• OBJECTIF VISÉ: Recopiez fidèlement le passage de l'article sur le rejet d'ACTA en commissions parlementaires, depuis « L’avis de décès » jusqu'à « Zimmerman de la QDN. » inclus.

• TEXTE À EXAMINER:
^^^^^^^^

Rejet massif d'ACTA en commissions parlementaires

Un triple C pour ACTA @Castex 28
Nil Sanyas
Le traité anti-contrefaçon ACTA vient de prendre une nouvelle claque en Europe. La commission des affaires juridiques (JURI), la commission de l'industrie, de la recherche et de l'énergie (ITRE) et la commission des libertés civiles, de la justice et des affaires intérieures (LIBE), viennent à l’instant de voter contre ACTA. Des votes qui pourraient être suivis par les députés européens dans les semaines à venir.

Alea jActa est (ou presque)

L’avis de décès d’ACTA n’est pas encore rédigé, mais il en prend le chemin. En votant à 12 contre, 10 pour, et 2 abstentions, la commission européenne JURI a envoyé un signal fort aux députés européens. D’autant plus que l’avis négatif de cette commission a été suivi par la commission ITRE et la commission LIBE quelques minutes plus tard.

Pour la Quadrature du Net, le vote de la commission JURI, généralement conservatrice, est un signe « qu’ACTA doit être rejeté ». Le rejet du rapport Gallo (pro ACTA) prouve que la commission JURI souhaite que le Parlement européen, qui aura le dernier mot, vote contre ACTA a estimé Jérémie Zimmerman de la QDN.

^^^^^^^^

• DONNÉES FOURNIES:
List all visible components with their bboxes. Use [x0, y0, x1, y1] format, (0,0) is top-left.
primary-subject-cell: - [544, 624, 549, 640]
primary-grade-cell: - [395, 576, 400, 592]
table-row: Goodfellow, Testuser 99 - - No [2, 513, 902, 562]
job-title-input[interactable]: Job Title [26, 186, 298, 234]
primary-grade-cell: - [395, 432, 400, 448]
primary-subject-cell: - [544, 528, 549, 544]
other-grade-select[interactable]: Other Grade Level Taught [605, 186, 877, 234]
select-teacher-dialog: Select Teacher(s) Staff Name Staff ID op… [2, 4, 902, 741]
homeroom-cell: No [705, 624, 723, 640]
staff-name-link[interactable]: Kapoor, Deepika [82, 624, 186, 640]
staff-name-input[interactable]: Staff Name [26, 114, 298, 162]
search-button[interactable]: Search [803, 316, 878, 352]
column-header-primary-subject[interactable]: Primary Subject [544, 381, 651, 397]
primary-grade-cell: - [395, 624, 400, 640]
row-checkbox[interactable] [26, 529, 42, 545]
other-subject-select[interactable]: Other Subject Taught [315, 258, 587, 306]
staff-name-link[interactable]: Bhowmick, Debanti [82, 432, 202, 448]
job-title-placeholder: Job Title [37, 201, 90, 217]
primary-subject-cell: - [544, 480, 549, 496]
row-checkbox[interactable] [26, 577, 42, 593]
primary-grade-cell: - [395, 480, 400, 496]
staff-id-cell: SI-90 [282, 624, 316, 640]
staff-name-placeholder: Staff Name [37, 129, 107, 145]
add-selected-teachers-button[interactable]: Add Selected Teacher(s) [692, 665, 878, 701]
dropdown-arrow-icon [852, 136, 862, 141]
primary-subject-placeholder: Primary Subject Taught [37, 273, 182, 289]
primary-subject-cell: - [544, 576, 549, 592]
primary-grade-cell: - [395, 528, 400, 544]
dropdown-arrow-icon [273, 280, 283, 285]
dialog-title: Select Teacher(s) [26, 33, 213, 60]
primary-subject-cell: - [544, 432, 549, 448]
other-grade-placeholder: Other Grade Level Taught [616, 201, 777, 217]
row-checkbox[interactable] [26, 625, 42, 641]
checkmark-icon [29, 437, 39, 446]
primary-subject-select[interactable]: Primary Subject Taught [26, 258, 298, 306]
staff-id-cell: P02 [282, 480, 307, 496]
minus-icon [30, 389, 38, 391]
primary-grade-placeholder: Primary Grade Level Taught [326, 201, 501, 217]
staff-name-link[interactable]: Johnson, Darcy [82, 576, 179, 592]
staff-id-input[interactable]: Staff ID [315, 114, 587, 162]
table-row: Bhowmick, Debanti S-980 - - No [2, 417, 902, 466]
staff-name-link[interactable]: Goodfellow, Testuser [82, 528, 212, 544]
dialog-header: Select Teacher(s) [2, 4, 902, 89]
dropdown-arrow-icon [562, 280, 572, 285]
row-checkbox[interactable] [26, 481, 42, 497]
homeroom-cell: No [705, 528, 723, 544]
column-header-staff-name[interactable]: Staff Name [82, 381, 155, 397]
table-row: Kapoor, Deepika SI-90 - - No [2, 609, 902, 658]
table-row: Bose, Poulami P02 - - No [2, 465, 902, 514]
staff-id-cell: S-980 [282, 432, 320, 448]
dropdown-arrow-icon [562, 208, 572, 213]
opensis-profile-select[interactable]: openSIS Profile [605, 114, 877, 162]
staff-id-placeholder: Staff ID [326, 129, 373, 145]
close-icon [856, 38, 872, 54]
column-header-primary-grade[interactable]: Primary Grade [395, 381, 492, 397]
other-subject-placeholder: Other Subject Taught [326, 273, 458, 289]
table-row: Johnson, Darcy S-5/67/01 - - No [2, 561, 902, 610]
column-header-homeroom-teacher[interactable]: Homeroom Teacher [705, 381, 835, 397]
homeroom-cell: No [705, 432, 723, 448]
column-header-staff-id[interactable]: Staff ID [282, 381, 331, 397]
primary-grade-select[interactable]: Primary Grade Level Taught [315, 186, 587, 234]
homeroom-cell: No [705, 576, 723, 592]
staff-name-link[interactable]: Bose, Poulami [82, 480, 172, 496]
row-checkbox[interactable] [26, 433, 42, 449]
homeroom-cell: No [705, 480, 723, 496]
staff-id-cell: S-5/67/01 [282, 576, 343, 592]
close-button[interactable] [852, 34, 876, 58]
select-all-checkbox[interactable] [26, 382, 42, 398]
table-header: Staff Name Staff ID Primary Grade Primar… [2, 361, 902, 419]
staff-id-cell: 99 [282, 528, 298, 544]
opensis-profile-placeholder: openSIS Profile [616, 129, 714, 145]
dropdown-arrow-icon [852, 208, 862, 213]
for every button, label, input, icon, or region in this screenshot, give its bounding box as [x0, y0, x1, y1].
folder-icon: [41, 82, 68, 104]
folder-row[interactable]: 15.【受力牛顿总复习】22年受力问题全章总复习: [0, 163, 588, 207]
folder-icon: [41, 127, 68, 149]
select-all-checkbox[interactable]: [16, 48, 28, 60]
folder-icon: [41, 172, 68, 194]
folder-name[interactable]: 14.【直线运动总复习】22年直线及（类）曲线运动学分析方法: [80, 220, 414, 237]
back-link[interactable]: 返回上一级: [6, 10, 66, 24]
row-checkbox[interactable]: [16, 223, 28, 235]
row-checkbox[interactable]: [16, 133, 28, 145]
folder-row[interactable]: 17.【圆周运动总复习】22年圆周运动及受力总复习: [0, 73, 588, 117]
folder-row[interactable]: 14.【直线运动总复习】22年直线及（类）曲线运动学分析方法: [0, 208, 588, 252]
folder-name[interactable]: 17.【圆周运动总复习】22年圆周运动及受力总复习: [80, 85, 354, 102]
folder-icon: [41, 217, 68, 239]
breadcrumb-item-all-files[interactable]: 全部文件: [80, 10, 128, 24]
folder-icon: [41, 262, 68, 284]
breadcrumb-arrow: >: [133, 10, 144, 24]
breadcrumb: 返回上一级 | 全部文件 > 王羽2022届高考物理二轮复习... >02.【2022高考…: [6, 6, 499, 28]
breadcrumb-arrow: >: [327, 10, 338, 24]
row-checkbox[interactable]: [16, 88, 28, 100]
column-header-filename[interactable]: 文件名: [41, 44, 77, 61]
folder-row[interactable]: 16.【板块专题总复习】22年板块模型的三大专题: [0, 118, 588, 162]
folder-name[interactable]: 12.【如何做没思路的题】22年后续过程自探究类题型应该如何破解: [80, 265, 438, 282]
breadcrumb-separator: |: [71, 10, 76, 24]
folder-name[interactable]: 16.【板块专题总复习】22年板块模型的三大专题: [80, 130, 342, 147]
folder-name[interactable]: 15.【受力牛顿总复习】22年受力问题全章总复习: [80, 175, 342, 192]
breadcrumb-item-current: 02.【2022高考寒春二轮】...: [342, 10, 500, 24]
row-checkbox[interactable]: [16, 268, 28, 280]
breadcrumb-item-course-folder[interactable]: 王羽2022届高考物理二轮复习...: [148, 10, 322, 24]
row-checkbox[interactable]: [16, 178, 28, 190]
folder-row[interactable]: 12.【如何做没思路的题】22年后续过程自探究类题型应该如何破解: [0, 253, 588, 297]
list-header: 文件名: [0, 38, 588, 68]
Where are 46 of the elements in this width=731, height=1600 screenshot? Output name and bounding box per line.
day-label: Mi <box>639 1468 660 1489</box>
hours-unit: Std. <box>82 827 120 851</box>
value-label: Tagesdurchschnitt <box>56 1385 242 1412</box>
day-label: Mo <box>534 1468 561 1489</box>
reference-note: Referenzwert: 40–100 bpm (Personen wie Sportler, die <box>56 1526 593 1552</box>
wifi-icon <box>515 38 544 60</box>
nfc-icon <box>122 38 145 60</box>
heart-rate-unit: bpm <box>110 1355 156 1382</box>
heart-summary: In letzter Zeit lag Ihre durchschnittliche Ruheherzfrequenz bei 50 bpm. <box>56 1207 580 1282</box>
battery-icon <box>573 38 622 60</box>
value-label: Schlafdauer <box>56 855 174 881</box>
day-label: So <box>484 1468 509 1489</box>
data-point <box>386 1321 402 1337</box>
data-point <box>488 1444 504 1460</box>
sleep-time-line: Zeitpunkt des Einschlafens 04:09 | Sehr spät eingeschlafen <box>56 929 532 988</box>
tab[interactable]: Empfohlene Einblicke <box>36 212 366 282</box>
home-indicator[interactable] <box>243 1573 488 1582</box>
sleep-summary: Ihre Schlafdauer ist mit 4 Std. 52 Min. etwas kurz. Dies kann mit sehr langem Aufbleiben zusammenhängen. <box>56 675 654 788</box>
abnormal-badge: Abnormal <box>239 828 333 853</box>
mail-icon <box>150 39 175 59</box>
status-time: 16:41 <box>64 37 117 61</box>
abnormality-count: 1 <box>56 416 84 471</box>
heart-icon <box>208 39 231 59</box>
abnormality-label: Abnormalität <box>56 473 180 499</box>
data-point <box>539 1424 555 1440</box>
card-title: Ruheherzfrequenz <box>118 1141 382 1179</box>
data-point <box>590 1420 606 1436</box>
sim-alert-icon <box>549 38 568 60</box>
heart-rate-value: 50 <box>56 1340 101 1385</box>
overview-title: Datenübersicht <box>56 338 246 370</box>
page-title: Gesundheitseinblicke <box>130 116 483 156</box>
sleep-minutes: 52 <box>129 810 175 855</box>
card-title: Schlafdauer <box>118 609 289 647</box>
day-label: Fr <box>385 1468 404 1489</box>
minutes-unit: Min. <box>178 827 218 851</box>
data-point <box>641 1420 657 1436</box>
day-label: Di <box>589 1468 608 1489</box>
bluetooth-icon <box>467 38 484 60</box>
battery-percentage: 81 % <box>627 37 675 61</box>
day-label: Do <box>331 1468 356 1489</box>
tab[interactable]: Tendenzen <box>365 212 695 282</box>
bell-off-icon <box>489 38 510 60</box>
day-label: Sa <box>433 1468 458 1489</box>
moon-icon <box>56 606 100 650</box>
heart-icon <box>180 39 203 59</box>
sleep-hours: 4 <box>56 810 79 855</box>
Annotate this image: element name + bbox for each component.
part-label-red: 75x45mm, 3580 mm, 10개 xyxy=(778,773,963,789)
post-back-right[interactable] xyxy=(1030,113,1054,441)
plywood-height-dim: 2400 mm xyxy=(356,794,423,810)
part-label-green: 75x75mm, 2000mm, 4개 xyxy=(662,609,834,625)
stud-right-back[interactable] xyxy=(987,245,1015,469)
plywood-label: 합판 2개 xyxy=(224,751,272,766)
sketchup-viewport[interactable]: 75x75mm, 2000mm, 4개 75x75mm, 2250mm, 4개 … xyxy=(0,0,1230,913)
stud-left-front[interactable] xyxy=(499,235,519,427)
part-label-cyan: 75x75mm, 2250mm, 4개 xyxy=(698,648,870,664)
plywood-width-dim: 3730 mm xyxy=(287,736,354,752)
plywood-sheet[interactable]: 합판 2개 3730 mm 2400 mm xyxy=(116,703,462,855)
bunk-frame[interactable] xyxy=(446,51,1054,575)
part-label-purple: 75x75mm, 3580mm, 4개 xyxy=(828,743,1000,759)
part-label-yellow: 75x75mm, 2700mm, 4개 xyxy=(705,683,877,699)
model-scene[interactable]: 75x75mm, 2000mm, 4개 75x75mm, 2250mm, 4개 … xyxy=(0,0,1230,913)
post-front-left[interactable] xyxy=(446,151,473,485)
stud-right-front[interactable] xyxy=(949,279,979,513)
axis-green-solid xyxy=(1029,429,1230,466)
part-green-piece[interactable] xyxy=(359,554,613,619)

^^^^^^^^

• RÉPONSE PROPOSÉE:
L’avis de décès d’ACTA n’est pas encore rédigé, mais il en prend le chemin. En votant à 12 contre, 10 pour, et 2 abstentions, la commission européenne JURI a envoyé un signal fort aux députés européens. D’autant plus que l’avis négatif de cette commission a été suivi par la commission ITRE et la commission LIBE quelques minutes plus tard.

Pour la Quadrature du Net, le vote de la commission JURI, généralement conservatrice, est un signe « qu’ACTA doit être rejeté ». Le rejet du rapport Gallo (pro ACTA) prouve que la commission JURI souhaite que le Parlement européen, qui aura le dernier mot, vote contre ACTA a estimé Jérémie Zimmerman de la QDN.